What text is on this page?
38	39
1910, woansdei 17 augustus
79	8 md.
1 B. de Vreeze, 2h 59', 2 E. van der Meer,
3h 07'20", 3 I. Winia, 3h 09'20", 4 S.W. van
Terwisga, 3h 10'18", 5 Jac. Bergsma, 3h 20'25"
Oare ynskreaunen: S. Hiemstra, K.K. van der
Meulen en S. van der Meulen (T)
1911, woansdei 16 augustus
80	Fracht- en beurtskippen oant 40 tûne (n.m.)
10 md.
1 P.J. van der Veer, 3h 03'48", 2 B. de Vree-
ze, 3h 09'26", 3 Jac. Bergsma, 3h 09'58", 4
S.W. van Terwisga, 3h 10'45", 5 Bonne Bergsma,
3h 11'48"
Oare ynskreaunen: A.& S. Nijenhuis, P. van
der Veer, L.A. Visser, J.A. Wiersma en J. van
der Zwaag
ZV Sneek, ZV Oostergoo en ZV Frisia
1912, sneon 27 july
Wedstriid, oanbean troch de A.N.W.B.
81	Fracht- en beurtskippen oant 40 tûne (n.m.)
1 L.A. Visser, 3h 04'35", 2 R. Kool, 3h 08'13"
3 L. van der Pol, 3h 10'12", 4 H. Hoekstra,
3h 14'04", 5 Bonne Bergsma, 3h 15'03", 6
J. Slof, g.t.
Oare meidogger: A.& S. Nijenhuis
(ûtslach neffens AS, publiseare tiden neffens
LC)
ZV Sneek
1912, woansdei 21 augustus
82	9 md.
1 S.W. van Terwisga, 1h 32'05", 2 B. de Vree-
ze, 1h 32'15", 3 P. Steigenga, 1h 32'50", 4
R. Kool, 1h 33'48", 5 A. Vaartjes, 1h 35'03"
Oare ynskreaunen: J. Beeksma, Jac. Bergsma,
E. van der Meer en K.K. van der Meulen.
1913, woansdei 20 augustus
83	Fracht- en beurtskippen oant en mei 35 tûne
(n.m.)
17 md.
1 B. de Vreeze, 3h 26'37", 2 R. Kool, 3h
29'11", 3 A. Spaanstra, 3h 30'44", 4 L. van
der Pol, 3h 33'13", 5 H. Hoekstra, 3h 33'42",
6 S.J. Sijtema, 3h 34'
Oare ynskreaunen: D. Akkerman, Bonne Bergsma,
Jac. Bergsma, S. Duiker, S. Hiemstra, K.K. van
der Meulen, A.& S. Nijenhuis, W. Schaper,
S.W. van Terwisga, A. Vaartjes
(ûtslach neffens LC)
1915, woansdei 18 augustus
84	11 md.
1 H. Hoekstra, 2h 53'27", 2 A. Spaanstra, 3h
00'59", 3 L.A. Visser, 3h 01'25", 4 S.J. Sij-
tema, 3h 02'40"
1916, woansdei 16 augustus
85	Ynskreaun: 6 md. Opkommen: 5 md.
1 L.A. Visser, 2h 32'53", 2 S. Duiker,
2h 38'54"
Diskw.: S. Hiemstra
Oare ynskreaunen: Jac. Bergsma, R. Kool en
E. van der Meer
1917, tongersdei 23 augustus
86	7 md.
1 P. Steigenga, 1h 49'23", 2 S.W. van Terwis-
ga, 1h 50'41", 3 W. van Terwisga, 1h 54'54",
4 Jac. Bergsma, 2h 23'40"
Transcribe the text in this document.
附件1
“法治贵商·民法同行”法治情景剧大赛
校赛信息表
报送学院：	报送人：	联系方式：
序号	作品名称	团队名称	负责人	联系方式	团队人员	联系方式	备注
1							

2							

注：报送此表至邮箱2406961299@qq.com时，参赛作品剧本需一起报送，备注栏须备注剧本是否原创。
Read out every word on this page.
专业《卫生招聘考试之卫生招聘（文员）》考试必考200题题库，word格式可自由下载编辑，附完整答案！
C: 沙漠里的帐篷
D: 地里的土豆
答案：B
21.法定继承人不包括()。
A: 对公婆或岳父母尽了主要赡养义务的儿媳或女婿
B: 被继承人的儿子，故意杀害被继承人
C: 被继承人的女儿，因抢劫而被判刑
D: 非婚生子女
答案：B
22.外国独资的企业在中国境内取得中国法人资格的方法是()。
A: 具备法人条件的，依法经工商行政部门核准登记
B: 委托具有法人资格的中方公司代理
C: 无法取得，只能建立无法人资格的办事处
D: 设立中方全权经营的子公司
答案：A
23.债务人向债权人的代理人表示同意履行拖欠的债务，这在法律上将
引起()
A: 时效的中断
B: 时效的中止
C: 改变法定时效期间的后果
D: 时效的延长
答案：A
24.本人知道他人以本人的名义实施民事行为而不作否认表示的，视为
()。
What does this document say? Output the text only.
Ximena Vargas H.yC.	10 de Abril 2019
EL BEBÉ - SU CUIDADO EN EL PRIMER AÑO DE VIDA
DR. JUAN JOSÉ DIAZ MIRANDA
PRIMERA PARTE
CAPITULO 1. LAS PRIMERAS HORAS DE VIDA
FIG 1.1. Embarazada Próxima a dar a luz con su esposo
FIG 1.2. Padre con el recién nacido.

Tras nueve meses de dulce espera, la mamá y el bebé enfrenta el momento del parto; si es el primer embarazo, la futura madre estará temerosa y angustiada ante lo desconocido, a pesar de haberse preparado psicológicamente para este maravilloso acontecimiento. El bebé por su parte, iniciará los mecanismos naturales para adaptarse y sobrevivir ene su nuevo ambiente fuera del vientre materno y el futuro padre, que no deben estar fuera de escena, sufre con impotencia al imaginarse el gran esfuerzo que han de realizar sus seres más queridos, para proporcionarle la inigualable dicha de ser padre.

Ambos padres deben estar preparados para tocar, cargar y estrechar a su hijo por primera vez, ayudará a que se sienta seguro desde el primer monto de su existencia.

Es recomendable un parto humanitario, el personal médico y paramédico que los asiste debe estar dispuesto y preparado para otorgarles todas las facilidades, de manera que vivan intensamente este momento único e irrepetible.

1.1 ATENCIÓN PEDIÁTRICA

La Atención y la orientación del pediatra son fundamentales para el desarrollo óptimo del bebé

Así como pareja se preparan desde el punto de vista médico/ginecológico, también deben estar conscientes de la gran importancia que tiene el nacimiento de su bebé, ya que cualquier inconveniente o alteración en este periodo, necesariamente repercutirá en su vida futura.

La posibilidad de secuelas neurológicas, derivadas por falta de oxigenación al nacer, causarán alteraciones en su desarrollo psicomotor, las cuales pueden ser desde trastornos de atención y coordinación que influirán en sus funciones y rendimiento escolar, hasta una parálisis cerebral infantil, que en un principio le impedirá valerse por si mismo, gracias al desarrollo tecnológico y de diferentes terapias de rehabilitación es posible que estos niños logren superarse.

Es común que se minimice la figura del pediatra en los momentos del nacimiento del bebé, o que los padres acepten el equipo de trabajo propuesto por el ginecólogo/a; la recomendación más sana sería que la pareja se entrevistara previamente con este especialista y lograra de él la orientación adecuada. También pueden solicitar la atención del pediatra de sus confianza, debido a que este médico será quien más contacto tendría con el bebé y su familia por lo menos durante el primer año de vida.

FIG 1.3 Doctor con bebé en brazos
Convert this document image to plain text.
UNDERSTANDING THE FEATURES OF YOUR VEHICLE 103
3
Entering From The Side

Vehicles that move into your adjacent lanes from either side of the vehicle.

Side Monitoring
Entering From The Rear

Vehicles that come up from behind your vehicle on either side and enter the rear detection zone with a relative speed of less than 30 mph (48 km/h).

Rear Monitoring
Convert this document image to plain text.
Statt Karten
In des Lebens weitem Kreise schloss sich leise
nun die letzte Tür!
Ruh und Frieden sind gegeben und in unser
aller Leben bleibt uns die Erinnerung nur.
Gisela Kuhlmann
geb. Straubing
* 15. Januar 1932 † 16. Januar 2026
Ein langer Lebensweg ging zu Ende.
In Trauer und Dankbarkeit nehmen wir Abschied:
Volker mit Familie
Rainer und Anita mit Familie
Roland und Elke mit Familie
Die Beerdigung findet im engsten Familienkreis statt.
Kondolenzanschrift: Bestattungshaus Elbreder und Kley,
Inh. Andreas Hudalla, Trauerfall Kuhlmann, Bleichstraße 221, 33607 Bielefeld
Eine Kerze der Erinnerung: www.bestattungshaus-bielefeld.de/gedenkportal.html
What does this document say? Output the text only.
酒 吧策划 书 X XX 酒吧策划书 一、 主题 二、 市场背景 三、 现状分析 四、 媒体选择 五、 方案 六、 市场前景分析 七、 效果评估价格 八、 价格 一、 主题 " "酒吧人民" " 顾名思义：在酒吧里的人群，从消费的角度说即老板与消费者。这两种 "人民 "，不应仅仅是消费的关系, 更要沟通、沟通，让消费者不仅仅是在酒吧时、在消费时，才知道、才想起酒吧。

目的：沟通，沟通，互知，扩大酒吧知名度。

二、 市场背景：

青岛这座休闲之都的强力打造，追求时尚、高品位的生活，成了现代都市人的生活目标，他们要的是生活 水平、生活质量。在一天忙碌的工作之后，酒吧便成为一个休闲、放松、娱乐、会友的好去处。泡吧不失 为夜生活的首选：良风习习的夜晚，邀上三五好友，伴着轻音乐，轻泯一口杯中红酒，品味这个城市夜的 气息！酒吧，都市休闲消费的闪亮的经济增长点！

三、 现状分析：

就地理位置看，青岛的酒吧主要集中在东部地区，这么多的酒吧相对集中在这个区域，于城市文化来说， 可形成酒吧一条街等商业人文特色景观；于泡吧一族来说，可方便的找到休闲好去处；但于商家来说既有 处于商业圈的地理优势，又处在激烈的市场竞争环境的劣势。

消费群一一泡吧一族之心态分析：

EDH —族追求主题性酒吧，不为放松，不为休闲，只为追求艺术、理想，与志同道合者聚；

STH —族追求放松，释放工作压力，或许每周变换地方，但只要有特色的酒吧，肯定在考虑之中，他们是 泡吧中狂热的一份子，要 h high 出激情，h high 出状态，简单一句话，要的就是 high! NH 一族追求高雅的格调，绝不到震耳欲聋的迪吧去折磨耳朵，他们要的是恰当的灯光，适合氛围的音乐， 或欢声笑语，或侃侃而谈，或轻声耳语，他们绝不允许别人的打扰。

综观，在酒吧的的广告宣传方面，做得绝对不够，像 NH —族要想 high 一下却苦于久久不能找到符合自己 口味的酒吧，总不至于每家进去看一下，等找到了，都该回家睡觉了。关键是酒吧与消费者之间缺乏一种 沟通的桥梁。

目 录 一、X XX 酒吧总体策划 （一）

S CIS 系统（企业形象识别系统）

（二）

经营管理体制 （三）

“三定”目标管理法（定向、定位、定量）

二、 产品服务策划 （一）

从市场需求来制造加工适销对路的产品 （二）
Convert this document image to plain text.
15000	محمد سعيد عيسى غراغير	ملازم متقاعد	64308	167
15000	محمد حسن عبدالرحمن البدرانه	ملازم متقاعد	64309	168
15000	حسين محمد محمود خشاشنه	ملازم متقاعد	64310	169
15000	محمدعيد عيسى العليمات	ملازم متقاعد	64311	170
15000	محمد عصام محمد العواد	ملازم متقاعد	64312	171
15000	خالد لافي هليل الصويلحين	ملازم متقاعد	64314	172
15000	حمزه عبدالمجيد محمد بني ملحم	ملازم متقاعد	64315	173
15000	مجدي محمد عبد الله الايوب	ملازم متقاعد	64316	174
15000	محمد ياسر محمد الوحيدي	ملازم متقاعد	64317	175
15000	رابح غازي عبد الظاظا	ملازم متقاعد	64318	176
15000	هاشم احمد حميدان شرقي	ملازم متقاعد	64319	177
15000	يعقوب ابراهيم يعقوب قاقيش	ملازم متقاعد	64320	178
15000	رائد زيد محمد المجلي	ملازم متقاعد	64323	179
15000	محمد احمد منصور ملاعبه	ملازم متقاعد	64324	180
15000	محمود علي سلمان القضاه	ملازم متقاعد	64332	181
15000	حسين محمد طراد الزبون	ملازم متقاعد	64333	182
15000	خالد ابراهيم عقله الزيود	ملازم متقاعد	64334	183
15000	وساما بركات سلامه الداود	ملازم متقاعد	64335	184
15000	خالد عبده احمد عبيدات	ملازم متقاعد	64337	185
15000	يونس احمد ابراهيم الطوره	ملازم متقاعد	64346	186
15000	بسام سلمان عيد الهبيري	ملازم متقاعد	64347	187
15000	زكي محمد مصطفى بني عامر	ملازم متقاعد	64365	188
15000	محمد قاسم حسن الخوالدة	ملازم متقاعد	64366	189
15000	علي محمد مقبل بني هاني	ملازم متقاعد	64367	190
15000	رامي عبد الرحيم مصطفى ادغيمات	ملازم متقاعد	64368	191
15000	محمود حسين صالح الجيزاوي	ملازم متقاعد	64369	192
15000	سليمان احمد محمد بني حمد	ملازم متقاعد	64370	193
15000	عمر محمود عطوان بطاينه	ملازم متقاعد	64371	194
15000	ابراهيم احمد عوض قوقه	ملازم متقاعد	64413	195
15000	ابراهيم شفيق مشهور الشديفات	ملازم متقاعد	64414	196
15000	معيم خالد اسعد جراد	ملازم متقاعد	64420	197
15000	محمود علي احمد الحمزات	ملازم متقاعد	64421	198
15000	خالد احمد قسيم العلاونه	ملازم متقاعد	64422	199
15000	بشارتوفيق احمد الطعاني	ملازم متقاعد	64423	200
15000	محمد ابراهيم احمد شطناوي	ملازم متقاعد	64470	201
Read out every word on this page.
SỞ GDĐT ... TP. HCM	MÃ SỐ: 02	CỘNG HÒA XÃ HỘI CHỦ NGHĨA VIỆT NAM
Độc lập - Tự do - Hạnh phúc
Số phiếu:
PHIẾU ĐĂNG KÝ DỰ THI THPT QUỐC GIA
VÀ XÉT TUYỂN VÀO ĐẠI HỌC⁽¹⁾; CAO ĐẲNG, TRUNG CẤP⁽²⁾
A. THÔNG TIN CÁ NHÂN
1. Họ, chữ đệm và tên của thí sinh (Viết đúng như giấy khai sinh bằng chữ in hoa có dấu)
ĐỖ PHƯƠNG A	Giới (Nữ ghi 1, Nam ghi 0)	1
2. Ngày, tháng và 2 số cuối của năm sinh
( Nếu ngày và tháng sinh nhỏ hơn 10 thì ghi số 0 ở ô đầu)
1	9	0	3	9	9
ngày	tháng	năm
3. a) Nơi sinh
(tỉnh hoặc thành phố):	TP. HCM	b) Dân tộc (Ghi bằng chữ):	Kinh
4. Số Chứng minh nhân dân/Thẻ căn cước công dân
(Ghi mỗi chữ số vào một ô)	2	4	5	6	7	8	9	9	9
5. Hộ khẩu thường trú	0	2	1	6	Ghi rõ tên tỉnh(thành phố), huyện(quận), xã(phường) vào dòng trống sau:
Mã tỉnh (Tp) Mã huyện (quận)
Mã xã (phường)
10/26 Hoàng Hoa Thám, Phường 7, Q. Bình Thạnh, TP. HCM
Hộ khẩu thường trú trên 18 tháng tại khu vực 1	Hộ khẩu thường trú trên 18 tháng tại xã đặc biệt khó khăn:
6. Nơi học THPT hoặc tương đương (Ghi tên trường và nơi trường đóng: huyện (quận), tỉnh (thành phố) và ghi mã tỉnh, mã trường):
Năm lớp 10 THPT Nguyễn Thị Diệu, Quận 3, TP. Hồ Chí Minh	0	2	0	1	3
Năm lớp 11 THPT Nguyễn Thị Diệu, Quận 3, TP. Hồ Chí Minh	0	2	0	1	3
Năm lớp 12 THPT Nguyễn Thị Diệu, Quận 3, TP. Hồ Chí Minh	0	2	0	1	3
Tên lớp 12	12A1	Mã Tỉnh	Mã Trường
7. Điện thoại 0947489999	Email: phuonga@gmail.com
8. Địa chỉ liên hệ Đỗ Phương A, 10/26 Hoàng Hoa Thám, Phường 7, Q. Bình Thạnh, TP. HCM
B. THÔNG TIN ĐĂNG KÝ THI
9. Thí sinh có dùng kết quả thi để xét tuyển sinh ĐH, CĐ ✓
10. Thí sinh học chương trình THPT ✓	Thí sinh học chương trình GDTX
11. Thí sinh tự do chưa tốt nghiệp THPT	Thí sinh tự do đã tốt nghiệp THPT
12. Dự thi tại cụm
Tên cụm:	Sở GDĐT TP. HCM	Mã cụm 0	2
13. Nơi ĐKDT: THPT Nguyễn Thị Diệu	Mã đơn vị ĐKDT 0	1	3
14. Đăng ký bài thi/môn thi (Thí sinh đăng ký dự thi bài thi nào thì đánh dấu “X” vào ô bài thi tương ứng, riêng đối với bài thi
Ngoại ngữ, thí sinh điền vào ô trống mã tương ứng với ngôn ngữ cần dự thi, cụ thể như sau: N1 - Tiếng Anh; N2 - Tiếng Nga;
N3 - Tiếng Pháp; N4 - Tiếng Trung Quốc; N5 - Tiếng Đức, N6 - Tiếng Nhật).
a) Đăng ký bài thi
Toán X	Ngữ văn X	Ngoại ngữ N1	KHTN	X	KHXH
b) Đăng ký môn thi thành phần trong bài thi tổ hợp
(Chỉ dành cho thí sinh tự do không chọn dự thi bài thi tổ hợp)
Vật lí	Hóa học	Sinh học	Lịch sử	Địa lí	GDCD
____________
» **Exercise instructions**:
Pull out all lines of the data with the string "Hiemstra".

» **Expected answer**:
Oare ynskreaunen: S. Hiemstra, K.K. van der
Jac. Bergsma, S. Duiker, S. Hiemstra, K.K. van
Diskw.: S. Hiemstra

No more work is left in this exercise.